AIM OF THE TASK:
Identify the lines holding "database" and copy them.

>> start

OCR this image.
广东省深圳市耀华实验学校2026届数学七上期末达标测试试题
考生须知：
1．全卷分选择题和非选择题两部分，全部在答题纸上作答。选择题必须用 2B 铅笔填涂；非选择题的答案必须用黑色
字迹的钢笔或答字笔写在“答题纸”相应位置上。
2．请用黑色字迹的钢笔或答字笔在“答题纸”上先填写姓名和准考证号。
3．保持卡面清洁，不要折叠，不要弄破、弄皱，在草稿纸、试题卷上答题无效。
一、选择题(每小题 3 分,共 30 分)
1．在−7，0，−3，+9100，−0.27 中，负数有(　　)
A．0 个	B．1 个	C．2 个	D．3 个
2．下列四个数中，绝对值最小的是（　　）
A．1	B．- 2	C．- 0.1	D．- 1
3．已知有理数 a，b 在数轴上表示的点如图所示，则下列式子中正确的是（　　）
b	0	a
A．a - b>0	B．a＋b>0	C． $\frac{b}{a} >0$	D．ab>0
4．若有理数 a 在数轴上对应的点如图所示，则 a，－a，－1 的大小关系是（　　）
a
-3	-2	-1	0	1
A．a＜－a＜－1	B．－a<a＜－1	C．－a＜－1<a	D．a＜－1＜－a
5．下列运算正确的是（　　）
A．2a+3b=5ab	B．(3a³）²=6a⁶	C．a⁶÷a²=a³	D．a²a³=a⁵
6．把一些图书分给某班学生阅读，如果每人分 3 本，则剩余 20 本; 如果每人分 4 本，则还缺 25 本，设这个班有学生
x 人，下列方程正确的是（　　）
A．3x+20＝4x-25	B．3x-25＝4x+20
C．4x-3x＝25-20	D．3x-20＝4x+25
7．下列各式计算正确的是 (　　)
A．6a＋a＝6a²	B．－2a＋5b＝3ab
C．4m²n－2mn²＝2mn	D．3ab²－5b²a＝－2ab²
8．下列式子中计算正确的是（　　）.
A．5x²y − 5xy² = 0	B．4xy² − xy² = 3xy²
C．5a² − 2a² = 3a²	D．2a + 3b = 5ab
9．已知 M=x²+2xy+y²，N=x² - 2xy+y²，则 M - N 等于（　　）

>> end
>> start

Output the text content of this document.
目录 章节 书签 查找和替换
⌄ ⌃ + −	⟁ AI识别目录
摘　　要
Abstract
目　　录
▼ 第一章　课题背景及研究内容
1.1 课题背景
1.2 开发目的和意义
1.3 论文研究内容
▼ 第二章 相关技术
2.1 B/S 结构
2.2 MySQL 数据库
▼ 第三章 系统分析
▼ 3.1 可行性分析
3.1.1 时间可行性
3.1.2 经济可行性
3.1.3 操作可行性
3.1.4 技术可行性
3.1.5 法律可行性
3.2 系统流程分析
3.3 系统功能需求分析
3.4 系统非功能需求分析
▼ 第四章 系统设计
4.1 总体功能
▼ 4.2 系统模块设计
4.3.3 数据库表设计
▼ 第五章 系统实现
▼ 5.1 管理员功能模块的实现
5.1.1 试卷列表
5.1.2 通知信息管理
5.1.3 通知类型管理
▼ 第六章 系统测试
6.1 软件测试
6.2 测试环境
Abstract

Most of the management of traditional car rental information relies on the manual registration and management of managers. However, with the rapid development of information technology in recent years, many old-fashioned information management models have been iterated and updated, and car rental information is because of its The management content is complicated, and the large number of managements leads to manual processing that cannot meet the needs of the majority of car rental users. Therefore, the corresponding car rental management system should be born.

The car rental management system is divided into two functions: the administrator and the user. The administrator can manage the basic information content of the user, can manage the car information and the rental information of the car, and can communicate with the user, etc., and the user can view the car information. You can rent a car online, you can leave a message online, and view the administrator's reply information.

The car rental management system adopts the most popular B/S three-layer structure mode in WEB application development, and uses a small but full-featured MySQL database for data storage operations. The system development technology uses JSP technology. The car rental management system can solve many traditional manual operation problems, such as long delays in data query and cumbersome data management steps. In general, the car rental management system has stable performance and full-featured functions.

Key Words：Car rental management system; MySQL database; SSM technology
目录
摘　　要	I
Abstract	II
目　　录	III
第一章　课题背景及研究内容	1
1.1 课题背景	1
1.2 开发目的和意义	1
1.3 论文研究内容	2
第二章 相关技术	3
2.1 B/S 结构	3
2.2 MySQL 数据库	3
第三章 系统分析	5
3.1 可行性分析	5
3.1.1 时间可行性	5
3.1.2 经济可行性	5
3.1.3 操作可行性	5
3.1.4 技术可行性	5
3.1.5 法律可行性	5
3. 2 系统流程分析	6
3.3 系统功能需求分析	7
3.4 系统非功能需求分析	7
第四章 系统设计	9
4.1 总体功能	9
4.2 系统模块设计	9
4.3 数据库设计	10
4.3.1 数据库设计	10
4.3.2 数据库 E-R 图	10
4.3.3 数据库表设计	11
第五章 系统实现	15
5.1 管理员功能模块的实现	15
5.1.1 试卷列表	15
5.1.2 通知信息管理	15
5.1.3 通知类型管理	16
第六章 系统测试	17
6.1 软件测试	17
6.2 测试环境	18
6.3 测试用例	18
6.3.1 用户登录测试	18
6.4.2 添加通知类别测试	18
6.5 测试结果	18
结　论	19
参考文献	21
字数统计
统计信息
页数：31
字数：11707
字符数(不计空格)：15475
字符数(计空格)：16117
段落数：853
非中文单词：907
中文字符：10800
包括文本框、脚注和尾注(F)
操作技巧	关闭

>> end

SOLVED PROBLEM:
The car rental management system adopts the most popular B/S three-layer structure mode in WEB application development, and uses a small but full-featured MySQL database for data storage operations. The system development technology uses JSP technology. The car rental management system can solve many traditional manual operation problems, such as long delays in data query and cumbersome data management steps. In general, the car rental management system has stable performance and full-featured functions.
Key Words：Car rental management system; MySQL database; SSM technology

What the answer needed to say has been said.